Material provided »
◆ ◆ ◆ ◆
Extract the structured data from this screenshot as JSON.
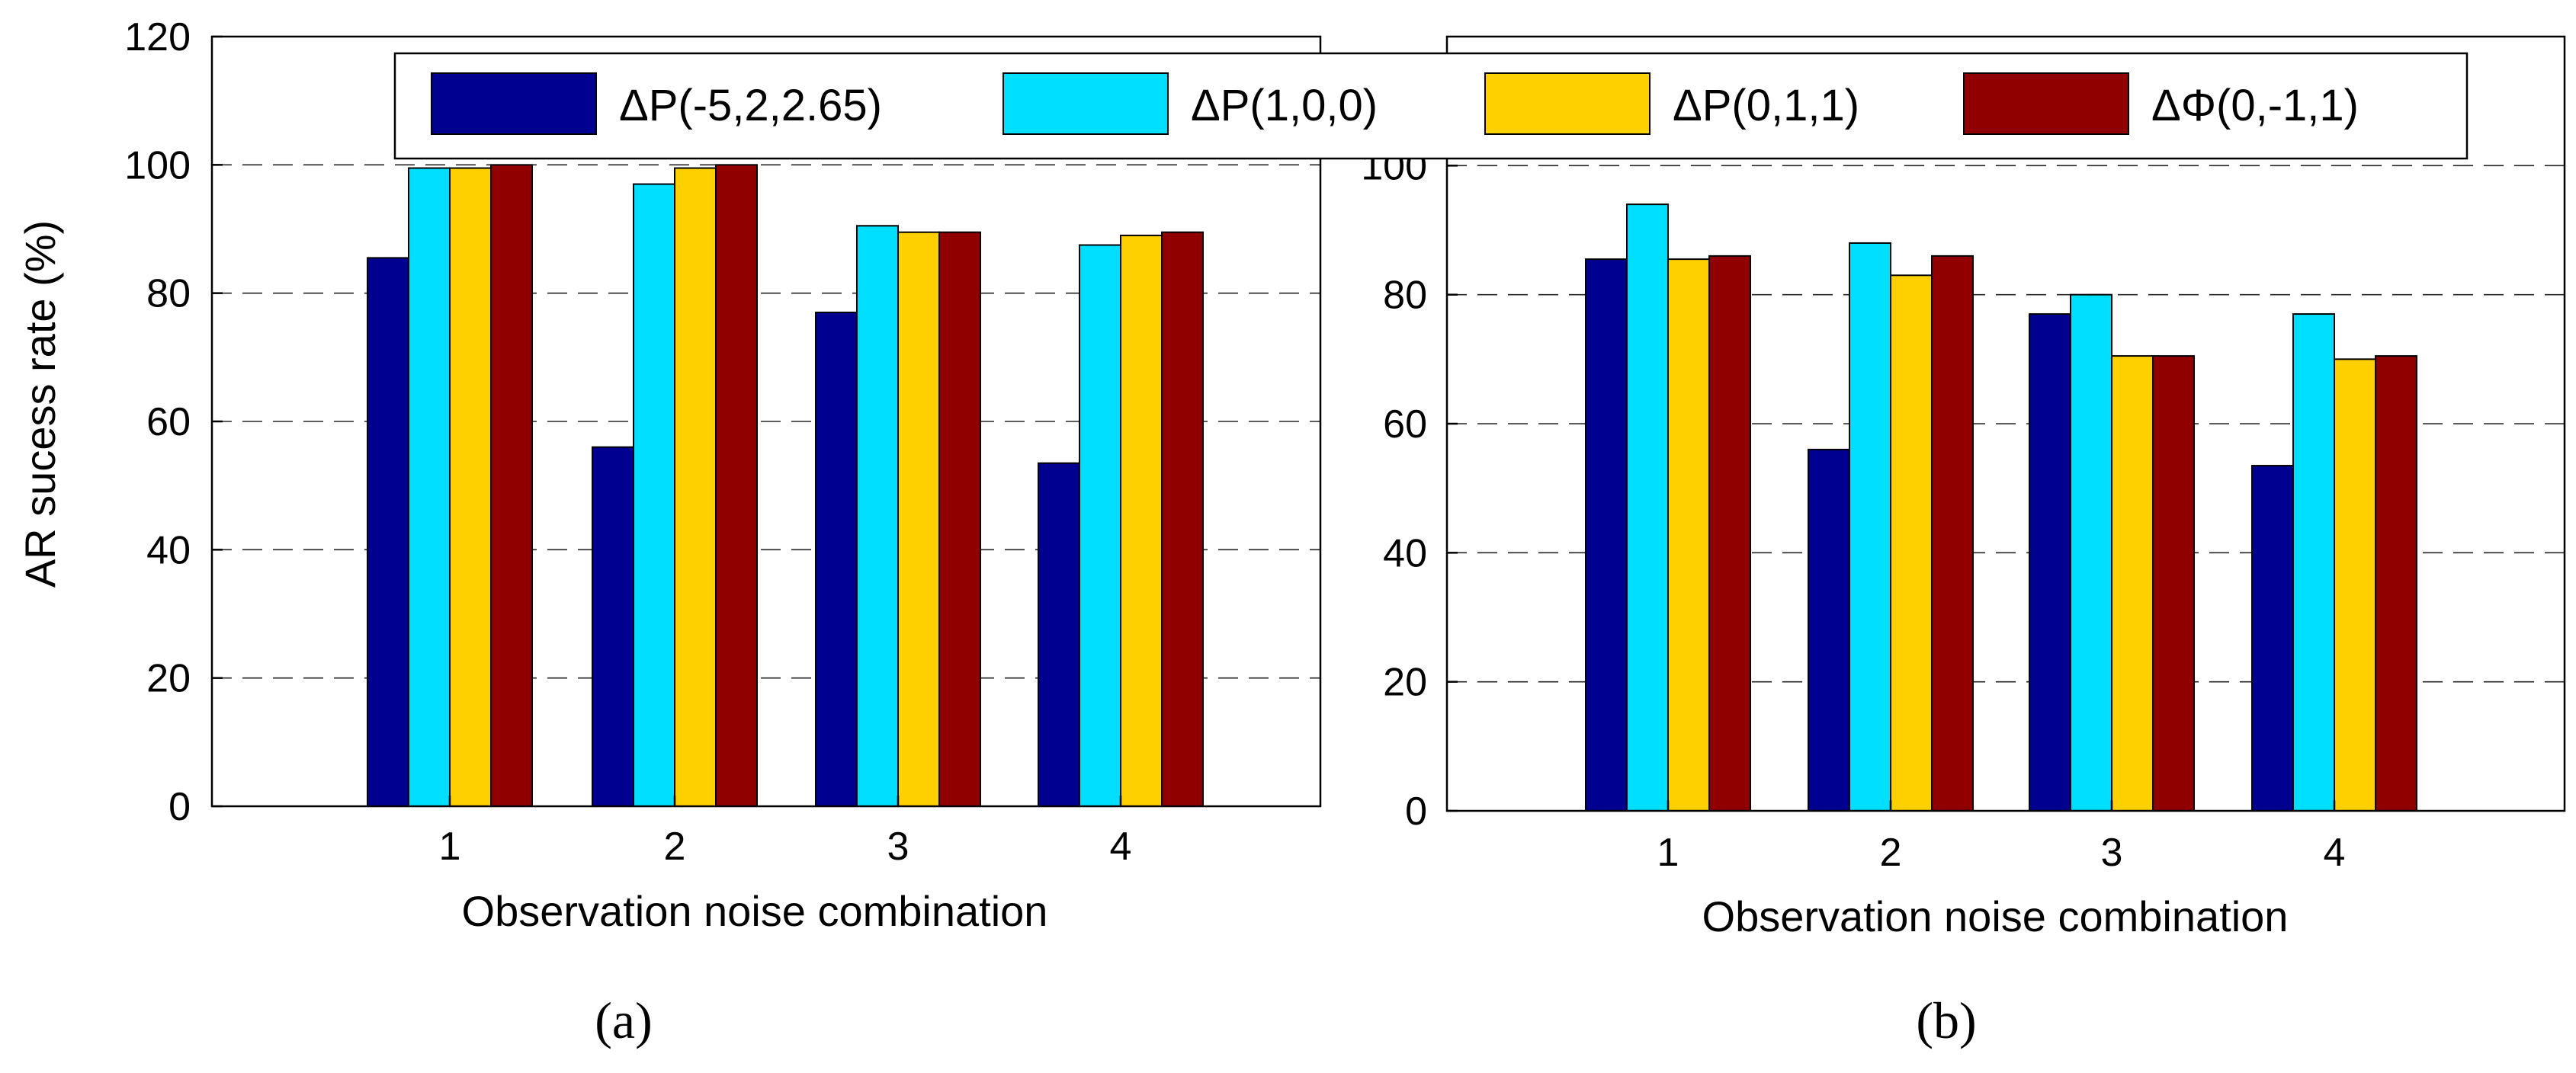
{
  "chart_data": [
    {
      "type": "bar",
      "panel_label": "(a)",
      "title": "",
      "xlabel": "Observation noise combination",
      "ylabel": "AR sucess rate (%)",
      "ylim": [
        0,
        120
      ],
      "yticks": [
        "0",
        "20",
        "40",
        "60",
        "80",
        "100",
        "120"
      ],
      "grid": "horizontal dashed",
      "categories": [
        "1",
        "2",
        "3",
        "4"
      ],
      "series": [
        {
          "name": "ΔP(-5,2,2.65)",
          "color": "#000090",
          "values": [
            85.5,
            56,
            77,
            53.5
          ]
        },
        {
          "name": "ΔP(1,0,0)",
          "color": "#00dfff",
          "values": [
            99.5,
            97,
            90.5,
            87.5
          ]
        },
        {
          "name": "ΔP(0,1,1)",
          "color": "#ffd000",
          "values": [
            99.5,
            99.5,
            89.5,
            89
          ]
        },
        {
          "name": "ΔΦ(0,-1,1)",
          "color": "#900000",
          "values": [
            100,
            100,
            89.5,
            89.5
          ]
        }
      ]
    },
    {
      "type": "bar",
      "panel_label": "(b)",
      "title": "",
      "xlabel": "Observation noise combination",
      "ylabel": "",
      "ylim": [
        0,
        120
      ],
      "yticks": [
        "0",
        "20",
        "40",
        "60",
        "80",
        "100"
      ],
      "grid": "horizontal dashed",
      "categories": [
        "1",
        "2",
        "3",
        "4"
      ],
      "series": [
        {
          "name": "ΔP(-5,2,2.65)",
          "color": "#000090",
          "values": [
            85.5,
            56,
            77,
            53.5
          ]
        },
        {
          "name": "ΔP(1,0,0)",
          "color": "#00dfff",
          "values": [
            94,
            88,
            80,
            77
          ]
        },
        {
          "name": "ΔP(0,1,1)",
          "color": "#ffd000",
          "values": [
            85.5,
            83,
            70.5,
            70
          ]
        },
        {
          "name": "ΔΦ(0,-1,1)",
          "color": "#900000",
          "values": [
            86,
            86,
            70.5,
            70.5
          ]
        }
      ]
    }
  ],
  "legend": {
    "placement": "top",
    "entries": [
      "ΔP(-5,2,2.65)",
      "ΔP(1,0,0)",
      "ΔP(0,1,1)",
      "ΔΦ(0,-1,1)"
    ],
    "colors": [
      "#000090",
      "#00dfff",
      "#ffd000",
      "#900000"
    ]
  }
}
◆ ◆ ◆ ◆
Task goal » The material above must be printed exactly, with its pictures left out.

Expected answer »
Extract the structured data from this screenshot as JSON.
{
  "chart_data": [
    {
      "type": "bar",
      "panel_label": "(a)",
      "title": "",
      "xlabel": "Observation noise combination",
      "ylabel": "AR sucess rate (%)",
      "ylim": [
        0,
        120
      ],
      "yticks": [
        "0",
        "20",
        "40",
        "60",
        "80",
        "100",
        "120"
      ],
      "grid": "horizontal dashed",
      "categories": [
        "1",
        "2",
        "3",
        "4"
      ],
      "series": [
        {
          "name": "ΔP(-5,2,2.65)",
          "color": "#000090",
          "values": [
            85.5,
            56,
            77,
            53.5
          ]
        },
        {
          "name": "ΔP(1,0,0)",
          "color": "#00dfff",
          "values": [
            99.5,
            97,
            90.5,
            87.5
          ]
        },
        {
          "name": "ΔP(0,1,1)",
          "color": "#ffd000",
          "values": [
            99.5,
            99.5,
            89.5,
            89
          ]
        },
        {
          "name": "ΔΦ(0,-1,1)",
          "color": "#900000",
          "values": [
            100,
            100,
            89.5,
            89.5
          ]
        }
      ]
    },
    {
      "type": "bar",
      "panel_label": "(b)",
      "title": "",
      "xlabel": "Observation noise combination",
      "ylabel": "",
      "ylim": [
        0,
        120
      ],
      "yticks": [
        "0",
        "20",
        "40",
        "60",
        "80",
        "100"
      ],
      "grid": "horizontal dashed",
      "categories": [
        "1",
        "2",
        "3",
        "4"
      ],
      "series": [
        {
          "name": "ΔP(-5,2,2.65)",
          "color": "#000090",
          "values": [
            85.5,
            56,
            77,
            53.5
          ]
        },
        {
          "name": "ΔP(1,0,0)",
          "color": "#00dfff",
          "values": [
            94,
            88,
            80,
            77
          ]
        },
        {
          "name": "ΔP(0,1,1)",
          "color": "#ffd000",
          "values": [
            85.5,
            83,
            70.5,
            70
          ]
        },
        {
          "name": "ΔΦ(0,-1,1)",
          "color": "#900000",
          "values": [
            86,
            86,
            70.5,
            70.5
          ]
        }
      ]
    }
  ],
  "legend": {
    "placement": "top",
    "entries": [
      "ΔP(-5,2,2.65)",
      "ΔP(1,0,0)",
      "ΔP(0,1,1)",
      "ΔΦ(0,-1,1)"
    ],
    "colors": [
      "#000090",
      "#00dfff",
      "#ffd000",
      "#900000"
    ]
  }
}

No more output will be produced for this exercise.